TASK OBJECTIVE:
Write out the whole listing again, exactly as given.

Stored dataset items
------------------------------------
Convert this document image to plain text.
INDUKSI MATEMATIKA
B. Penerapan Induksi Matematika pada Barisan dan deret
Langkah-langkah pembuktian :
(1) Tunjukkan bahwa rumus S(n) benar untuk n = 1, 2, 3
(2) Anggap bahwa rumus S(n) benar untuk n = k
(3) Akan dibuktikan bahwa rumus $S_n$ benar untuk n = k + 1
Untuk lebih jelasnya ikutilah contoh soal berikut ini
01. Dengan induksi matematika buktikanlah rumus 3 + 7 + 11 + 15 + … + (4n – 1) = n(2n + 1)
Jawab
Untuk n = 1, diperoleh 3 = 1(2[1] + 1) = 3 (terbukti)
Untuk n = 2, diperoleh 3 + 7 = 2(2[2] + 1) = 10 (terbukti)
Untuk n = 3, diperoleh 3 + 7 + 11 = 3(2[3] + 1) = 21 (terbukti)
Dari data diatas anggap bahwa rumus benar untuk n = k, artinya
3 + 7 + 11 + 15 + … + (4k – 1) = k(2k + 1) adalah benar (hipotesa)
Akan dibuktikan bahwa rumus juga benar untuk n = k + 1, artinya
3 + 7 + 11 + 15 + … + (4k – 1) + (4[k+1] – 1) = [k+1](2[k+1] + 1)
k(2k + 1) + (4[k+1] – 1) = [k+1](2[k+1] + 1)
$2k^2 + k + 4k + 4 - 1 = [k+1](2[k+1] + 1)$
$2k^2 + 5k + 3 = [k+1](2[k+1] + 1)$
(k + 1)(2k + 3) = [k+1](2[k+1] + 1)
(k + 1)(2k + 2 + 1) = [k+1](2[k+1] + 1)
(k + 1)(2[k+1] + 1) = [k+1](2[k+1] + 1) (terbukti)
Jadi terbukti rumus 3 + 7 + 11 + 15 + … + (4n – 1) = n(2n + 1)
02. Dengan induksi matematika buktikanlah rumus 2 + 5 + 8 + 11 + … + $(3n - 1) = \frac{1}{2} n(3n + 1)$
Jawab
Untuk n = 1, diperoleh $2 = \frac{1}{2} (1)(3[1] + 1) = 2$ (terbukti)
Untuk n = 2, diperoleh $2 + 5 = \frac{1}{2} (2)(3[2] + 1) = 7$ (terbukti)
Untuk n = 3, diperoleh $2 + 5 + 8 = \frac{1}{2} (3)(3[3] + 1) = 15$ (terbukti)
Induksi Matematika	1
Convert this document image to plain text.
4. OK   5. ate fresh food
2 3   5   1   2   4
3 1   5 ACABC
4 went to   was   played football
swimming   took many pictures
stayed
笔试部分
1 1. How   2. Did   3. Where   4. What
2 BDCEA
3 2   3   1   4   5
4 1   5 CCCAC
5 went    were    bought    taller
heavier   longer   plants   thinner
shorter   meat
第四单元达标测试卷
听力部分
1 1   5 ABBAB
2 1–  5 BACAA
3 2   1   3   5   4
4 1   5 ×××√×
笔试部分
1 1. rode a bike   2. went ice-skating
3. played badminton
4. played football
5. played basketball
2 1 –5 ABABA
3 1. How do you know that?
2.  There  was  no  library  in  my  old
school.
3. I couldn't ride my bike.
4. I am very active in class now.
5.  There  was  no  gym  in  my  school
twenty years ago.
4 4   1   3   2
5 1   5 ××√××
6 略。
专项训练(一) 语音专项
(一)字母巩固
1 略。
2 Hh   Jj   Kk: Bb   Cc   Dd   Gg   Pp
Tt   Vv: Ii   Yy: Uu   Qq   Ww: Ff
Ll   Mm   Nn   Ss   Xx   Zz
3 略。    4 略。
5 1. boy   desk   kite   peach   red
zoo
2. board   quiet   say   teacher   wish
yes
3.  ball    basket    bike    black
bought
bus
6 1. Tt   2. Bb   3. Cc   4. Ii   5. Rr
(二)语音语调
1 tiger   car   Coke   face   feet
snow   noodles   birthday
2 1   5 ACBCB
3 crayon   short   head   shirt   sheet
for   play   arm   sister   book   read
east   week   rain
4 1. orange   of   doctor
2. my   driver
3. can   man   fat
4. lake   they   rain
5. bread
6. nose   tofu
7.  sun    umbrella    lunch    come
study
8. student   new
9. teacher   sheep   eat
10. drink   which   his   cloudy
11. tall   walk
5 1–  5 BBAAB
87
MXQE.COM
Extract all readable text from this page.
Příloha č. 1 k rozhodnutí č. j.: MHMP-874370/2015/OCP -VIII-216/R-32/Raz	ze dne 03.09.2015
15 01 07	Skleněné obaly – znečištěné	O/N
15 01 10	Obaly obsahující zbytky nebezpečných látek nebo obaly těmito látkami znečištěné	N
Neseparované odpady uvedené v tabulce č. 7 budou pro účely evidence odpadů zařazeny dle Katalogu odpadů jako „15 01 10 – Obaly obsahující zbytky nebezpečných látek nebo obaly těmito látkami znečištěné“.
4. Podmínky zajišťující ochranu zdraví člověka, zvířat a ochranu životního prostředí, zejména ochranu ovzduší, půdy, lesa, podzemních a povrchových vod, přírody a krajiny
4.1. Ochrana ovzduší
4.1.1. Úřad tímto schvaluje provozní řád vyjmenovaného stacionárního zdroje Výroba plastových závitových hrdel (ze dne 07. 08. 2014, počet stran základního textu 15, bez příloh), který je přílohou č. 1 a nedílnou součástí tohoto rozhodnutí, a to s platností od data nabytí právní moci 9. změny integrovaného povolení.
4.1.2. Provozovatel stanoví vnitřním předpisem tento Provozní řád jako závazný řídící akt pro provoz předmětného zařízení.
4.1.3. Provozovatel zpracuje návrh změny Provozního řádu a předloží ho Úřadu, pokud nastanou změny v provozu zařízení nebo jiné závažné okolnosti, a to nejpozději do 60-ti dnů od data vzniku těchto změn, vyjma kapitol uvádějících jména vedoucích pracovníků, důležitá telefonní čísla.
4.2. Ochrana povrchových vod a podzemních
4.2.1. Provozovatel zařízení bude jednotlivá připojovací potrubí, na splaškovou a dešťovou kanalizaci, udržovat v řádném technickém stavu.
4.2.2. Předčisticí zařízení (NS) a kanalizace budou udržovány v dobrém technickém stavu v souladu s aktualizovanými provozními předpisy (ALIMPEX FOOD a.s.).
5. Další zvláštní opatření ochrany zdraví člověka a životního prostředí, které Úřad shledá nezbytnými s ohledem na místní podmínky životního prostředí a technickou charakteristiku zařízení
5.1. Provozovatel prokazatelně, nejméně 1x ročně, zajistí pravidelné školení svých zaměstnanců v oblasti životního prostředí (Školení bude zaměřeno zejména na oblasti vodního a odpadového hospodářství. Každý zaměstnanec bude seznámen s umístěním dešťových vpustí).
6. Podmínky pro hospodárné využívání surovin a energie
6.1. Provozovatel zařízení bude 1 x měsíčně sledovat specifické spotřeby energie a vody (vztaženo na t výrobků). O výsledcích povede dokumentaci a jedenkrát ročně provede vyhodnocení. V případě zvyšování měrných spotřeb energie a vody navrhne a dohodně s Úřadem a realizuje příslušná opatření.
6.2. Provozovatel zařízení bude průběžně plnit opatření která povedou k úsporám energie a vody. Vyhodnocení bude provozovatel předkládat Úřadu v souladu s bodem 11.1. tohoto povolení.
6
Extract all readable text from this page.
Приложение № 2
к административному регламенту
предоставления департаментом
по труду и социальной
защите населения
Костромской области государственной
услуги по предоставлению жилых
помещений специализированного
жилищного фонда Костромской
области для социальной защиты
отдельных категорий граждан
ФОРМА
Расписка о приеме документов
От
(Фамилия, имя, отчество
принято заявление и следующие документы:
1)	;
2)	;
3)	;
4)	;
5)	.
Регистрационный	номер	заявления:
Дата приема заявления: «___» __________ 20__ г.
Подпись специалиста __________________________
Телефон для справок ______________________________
------------------------------------
RESULT FOR THIS EXERCISE:
Convert this document image to plain text.
INDUKSI MATEMATIKA
B. Penerapan Induksi Matematika pada Barisan dan deret
Langkah-langkah pembuktian :
(1) Tunjukkan bahwa rumus S(n) benar untuk n = 1, 2, 3
(2) Anggap bahwa rumus S(n) benar untuk n = k
(3) Akan dibuktikan bahwa rumus $S_n$ benar untuk n = k + 1
Untuk lebih jelasnya ikutilah contoh soal berikut ini
01. Dengan induksi matematika buktikanlah rumus 3 + 7 + 11 + 15 + … + (4n – 1) = n(2n + 1)
Jawab
Untuk n = 1, diperoleh 3 = 1(2[1] + 1) = 3 (terbukti)
Untuk n = 2, diperoleh 3 + 7 = 2(2[2] + 1) = 10 (terbukti)
Untuk n = 3, diperoleh 3 + 7 + 11 = 3(2[3] + 1) = 21 (terbukti)
Dari data diatas anggap bahwa rumus benar untuk n = k, artinya
3 + 7 + 11 + 15 + … + (4k – 1) = k(2k + 1) adalah benar (hipotesa)
Akan dibuktikan bahwa rumus juga benar untuk n = k + 1, artinya
3 + 7 + 11 + 15 + … + (4k – 1) + (4[k+1] – 1) = [k+1](2[k+1] + 1)
k(2k + 1) + (4[k+1] – 1) = [k+1](2[k+1] + 1)
$2k^2 + k + 4k + 4 - 1 = [k+1](2[k+1] + 1)$
$2k^2 + 5k + 3 = [k+1](2[k+1] + 1)$
(k + 1)(2k + 3) = [k+1](2[k+1] + 1)
(k + 1)(2k + 2 + 1) = [k+1](2[k+1] + 1)
(k + 1)(2[k+1] + 1) = [k+1](2[k+1] + 1) (terbukti)
Jadi terbukti rumus 3 + 7 + 11 + 15 + … + (4n – 1) = n(2n + 1)
02. Dengan induksi matematika buktikanlah rumus 2 + 5 + 8 + 11 + … + $(3n - 1) = \frac{1}{2} n(3n + 1)$
Jawab
Untuk n = 1, diperoleh $2 = \frac{1}{2} (1)(3[1] + 1) = 2$ (terbukti)
Untuk n = 2, diperoleh $2 + 5 = \frac{1}{2} (2)(3[2] + 1) = 7$ (terbukti)
Untuk n = 3, diperoleh $2 + 5 + 8 = \frac{1}{2} (3)(3[3] + 1) = 15$ (terbukti)
Induksi Matematika	1
Convert this document image to plain text.
4. OK   5. ate fresh food
2 3   5   1   2   4
3 1   5 ACABC
4 went to   was   played football
swimming   took many pictures
stayed
笔试部分
1 1. How   2. Did   3. Where   4. What
2 BDCEA
3 2   3   1   4   5
4 1   5 CCCAC
5 went    were    bought    taller
heavier   longer   plants   thinner
shorter   meat
第四单元达标测试卷
听力部分
1 1   5 ABBAB
2 1–  5 BACAA
3 2   1   3   5   4
4 1   5 ×××√×
笔试部分
1 1. rode a bike   2. went ice-skating
3. played badminton
4. played football
5. played basketball
2 1 –5 ABABA
3 1. How do you know that?
2.  There  was  no  library  in  my  old
school.
3. I couldn't ride my bike.
4. I am very active in class now.
5.  There  was  no  gym  in  my  school
twenty years ago.
4 4   1   3   2
5 1   5 ××√××
6 略。
专项训练(一) 语音专项
(一)字母巩固
1 略。
2 Hh   Jj   Kk: Bb   Cc   Dd   Gg   Pp
Tt   Vv: Ii   Yy: Uu   Qq   Ww: Ff
Ll   Mm   Nn   Ss   Xx   Zz
3 略。    4 略。
5 1. boy   desk   kite   peach   red
zoo
2. board   quiet   say   teacher   wish
yes
3.  ball    basket    bike    black
bought
bus
6 1. Tt   2. Bb   3. Cc   4. Ii   5. Rr
(二)语音语调
1 tiger   car   Coke   face   feet
snow   noodles   birthday
2 1   5 ACBCB
3 crayon   short   head   shirt   sheet
for   play   arm   sister   book   read
east   week   rain
4 1. orange   of   doctor
2. my   driver
3. can   man   fat
4. lake   they   rain
5. bread
6. nose   tofu
7.  sun    umbrella    lunch    come
study
8. student   new
9. teacher   sheep   eat
10. drink   which   his   cloudy
11. tall   walk
5 1–  5 BBAAB
87
MXQE.COM
Extract all readable text from this page.
Příloha č. 1 k rozhodnutí č. j.: MHMP-874370/2015/OCP -VIII-216/R-32/Raz	ze dne 03.09.2015
15 01 07	Skleněné obaly – znečištěné	O/N
15 01 10	Obaly obsahující zbytky nebezpečných látek nebo obaly těmito látkami znečištěné	N
Neseparované odpady uvedené v tabulce č. 7 budou pro účely evidence odpadů zařazeny dle Katalogu odpadů jako „15 01 10 – Obaly obsahující zbytky nebezpečných látek nebo obaly těmito látkami znečištěné“.
4. Podmínky zajišťující ochranu zdraví člověka, zvířat a ochranu životního prostředí, zejména ochranu ovzduší, půdy, lesa, podzemních a povrchových vod, přírody a krajiny
4.1. Ochrana ovzduší
4.1.1. Úřad tímto schvaluje provozní řád vyjmenovaného stacionárního zdroje Výroba plastových závitových hrdel (ze dne 07. 08. 2014, počet stran základního textu 15, bez příloh), který je přílohou č. 1 a nedílnou součástí tohoto rozhodnutí, a to s platností od data nabytí právní moci 9. změny integrovaného povolení.
4.1.2. Provozovatel stanoví vnitřním předpisem tento Provozní řád jako závazný řídící akt pro provoz předmětného zařízení.
4.1.3. Provozovatel zpracuje návrh změny Provozního řádu a předloží ho Úřadu, pokud nastanou změny v provozu zařízení nebo jiné závažné okolnosti, a to nejpozději do 60-ti dnů od data vzniku těchto změn, vyjma kapitol uvádějících jména vedoucích pracovníků, důležitá telefonní čísla.
4.2. Ochrana povrchových vod a podzemních
4.2.1. Provozovatel zařízení bude jednotlivá připojovací potrubí, na splaškovou a dešťovou kanalizaci, udržovat v řádném technickém stavu.
4.2.2. Předčisticí zařízení (NS) a kanalizace budou udržovány v dobrém technickém stavu v souladu s aktualizovanými provozními předpisy (ALIMPEX FOOD a.s.).
5. Další zvláštní opatření ochrany zdraví člověka a životního prostředí, které Úřad shledá nezbytnými s ohledem na místní podmínky životního prostředí a technickou charakteristiku zařízení
5.1. Provozovatel prokazatelně, nejméně 1x ročně, zajistí pravidelné školení svých zaměstnanců v oblasti životního prostředí (Školení bude zaměřeno zejména na oblasti vodního a odpadového hospodářství. Každý zaměstnanec bude seznámen s umístěním dešťových vpustí).
6. Podmínky pro hospodárné využívání surovin a energie
6.1. Provozovatel zařízení bude 1 x měsíčně sledovat specifické spotřeby energie a vody (vztaženo na t výrobků). O výsledcích povede dokumentaci a jedenkrát ročně provede vyhodnocení. V případě zvyšování měrných spotřeb energie a vody navrhne a dohodně s Úřadem a realizuje příslušná opatření.
6.2. Provozovatel zařízení bude průběžně plnit opatření která povedou k úsporám energie a vody. Vyhodnocení bude provozovatel předkládat Úřadu v souladu s bodem 11.1. tohoto povolení.
6
Extract all readable text from this page.
Приложение № 2
к административному регламенту
предоставления департаментом
по труду и социальной
защите населения
Костромской области государственной
услуги по предоставлению жилых
помещений специализированного
жилищного фонда Костромской
области для социальной защиты
отдельных категорий граждан
ФОРМА
Расписка о приеме документов
От
(Фамилия, имя, отчество
принято заявление и следующие документы:
1)	;
2)	;
3)	;
4)	;
5)	.
Регистрационный	номер	заявления:
Дата приема заявления: «___» __________ 20__ г.
Подпись специалиста __________________________
Телефон для справок ______________________________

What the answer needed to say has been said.